What you are asked to do: Write the material out again exactly as it stands.

▼

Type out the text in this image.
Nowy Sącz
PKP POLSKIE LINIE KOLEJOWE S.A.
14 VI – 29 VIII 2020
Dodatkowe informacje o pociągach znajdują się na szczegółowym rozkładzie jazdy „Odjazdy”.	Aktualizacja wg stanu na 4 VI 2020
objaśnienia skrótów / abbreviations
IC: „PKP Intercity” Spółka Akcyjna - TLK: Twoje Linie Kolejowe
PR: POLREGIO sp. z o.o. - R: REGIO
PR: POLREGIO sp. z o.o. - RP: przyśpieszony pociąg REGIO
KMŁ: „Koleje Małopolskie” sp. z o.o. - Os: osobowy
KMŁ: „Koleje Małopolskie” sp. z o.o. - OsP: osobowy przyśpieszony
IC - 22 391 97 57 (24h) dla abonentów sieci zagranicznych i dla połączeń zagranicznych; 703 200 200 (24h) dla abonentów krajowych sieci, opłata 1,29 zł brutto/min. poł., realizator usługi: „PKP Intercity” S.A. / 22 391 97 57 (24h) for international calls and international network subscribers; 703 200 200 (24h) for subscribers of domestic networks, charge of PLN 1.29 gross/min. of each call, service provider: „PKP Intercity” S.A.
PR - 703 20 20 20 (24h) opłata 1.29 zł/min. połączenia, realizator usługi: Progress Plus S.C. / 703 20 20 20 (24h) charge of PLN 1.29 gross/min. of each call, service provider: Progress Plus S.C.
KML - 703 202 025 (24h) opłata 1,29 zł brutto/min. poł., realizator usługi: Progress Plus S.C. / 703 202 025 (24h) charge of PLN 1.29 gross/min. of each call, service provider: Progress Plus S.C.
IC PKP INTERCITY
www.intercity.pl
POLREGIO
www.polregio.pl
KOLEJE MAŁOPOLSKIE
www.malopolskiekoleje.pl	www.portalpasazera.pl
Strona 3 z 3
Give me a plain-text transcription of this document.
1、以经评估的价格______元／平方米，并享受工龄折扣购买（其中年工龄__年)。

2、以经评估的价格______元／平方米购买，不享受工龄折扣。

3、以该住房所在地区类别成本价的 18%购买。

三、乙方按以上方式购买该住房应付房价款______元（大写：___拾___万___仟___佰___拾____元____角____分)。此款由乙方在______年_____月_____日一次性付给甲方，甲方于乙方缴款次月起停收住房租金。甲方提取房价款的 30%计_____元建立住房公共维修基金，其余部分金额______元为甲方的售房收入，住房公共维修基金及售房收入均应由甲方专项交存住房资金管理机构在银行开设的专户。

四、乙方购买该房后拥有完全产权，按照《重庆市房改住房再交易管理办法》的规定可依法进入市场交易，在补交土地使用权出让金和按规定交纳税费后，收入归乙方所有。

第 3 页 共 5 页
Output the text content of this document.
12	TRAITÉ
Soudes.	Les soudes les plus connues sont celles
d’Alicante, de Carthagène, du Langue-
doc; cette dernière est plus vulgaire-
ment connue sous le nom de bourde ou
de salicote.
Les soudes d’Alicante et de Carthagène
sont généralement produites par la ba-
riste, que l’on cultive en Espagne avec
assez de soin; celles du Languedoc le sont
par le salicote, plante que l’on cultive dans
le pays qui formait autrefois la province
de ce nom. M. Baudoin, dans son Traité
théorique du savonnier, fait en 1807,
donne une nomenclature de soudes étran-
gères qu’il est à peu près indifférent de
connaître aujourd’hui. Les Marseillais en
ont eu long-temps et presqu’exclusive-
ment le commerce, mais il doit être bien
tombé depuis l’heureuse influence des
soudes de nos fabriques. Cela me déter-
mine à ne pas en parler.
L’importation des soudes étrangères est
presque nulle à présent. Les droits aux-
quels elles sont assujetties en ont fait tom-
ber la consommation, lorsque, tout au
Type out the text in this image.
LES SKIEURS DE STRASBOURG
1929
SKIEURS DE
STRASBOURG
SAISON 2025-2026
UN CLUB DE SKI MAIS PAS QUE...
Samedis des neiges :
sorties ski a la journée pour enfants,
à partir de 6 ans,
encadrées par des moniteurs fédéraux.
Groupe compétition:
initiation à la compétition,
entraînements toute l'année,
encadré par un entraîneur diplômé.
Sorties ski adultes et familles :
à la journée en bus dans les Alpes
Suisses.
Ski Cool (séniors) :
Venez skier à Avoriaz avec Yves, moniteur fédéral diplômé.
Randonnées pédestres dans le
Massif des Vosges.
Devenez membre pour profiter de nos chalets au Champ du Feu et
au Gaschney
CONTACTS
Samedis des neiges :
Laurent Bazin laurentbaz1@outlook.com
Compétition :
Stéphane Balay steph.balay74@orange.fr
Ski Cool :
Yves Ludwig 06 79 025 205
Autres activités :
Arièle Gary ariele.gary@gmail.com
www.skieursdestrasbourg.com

▲

The completed task:
Type out the text in this image.
Nowy Sącz
PKP POLSKIE LINIE KOLEJOWE S.A.
14 VI – 29 VIII 2020
Dodatkowe informacje o pociągach znajdują się na szczegółowym rozkładzie jazdy „Odjazdy”.	Aktualizacja wg stanu na 4 VI 2020
objaśnienia skrótów / abbreviations
IC: „PKP Intercity” Spółka Akcyjna - TLK: Twoje Linie Kolejowe
PR: POLREGIO sp. z o.o. - R: REGIO
PR: POLREGIO sp. z o.o. - RP: przyśpieszony pociąg REGIO
KMŁ: „Koleje Małopolskie” sp. z o.o. - Os: osobowy
KMŁ: „Koleje Małopolskie” sp. z o.o. - OsP: osobowy przyśpieszony
IC - 22 391 97 57 (24h) dla abonentów sieci zagranicznych i dla połączeń zagranicznych; 703 200 200 (24h) dla abonentów krajowych sieci, opłata 1,29 zł brutto/min. poł., realizator usługi: „PKP Intercity” S.A. / 22 391 97 57 (24h) for international calls and international network subscribers; 703 200 200 (24h) for subscribers of domestic networks, charge of PLN 1.29 gross/min. of each call, service provider: „PKP Intercity” S.A.
PR - 703 20 20 20 (24h) opłata 1.29 zł/min. połączenia, realizator usługi: Progress Plus S.C. / 703 20 20 20 (24h) charge of PLN 1.29 gross/min. of each call, service provider: Progress Plus S.C.
KML - 703 202 025 (24h) opłata 1,29 zł brutto/min. poł., realizator usługi: Progress Plus S.C. / 703 202 025 (24h) charge of PLN 1.29 gross/min. of each call, service provider: Progress Plus S.C.
IC PKP INTERCITY
www.intercity.pl
POLREGIO
www.polregio.pl
KOLEJE MAŁOPOLSKIE
www.malopolskiekoleje.pl	www.portalpasazera.pl
Strona 3 z 3
Give me a plain-text transcription of this document.
1、以经评估的价格______元／平方米，并享受工龄折扣购买（其中年工龄__年)。

2、以经评估的价格______元／平方米购买，不享受工龄折扣。

3、以该住房所在地区类别成本价的 18%购买。

三、乙方按以上方式购买该住房应付房价款______元（大写：___拾___万___仟___佰___拾____元____角____分)。此款由乙方在______年_____月_____日一次性付给甲方，甲方于乙方缴款次月起停收住房租金。甲方提取房价款的 30%计_____元建立住房公共维修基金，其余部分金额______元为甲方的售房收入，住房公共维修基金及售房收入均应由甲方专项交存住房资金管理机构在银行开设的专户。

四、乙方购买该房后拥有完全产权，按照《重庆市房改住房再交易管理办法》的规定可依法进入市场交易，在补交土地使用权出让金和按规定交纳税费后，收入归乙方所有。

第 3 页 共 5 页
Output the text content of this document.
12	TRAITÉ
Soudes.	Les soudes les plus connues sont celles
d’Alicante, de Carthagène, du Langue-
doc; cette dernière est plus vulgaire-
ment connue sous le nom de bourde ou
de salicote.
Les soudes d’Alicante et de Carthagène
sont généralement produites par la ba-
riste, que l’on cultive en Espagne avec
assez de soin; celles du Languedoc le sont
par le salicote, plante que l’on cultive dans
le pays qui formait autrefois la province
de ce nom. M. Baudoin, dans son Traité
théorique du savonnier, fait en 1807,
donne une nomenclature de soudes étran-
gères qu’il est à peu près indifférent de
connaître aujourd’hui. Les Marseillais en
ont eu long-temps et presqu’exclusive-
ment le commerce, mais il doit être bien
tombé depuis l’heureuse influence des
soudes de nos fabriques. Cela me déter-
mine à ne pas en parler.
L’importation des soudes étrangères est
presque nulle à présent. Les droits aux-
quels elles sont assujetties en ont fait tom-
ber la consommation, lorsque, tout au
Type out the text in this image.
LES SKIEURS DE STRASBOURG
1929
SKIEURS DE
STRASBOURG
SAISON 2025-2026
UN CLUB DE SKI MAIS PAS QUE...
Samedis des neiges :
sorties ski a la journée pour enfants,
à partir de 6 ans,
encadrées par des moniteurs fédéraux.
Groupe compétition:
initiation à la compétition,
entraînements toute l'année,
encadré par un entraîneur diplômé.
Sorties ski adultes et familles :
à la journée en bus dans les Alpes
Suisses.
Ski Cool (séniors) :
Venez skier à Avoriaz avec Yves, moniteur fédéral diplômé.
Randonnées pédestres dans le
Massif des Vosges.
Devenez membre pour profiter de nos chalets au Champ du Feu et
au Gaschney
CONTACTS
Samedis des neiges :
Laurent Bazin laurentbaz1@outlook.com
Compétition :
Stéphane Balay steph.balay74@orange.fr
Ski Cool :
Yves Ludwig 06 79 025 205
Autres activités :
Arièle Gary ariele.gary@gmail.com
www.skieursdestrasbourg.com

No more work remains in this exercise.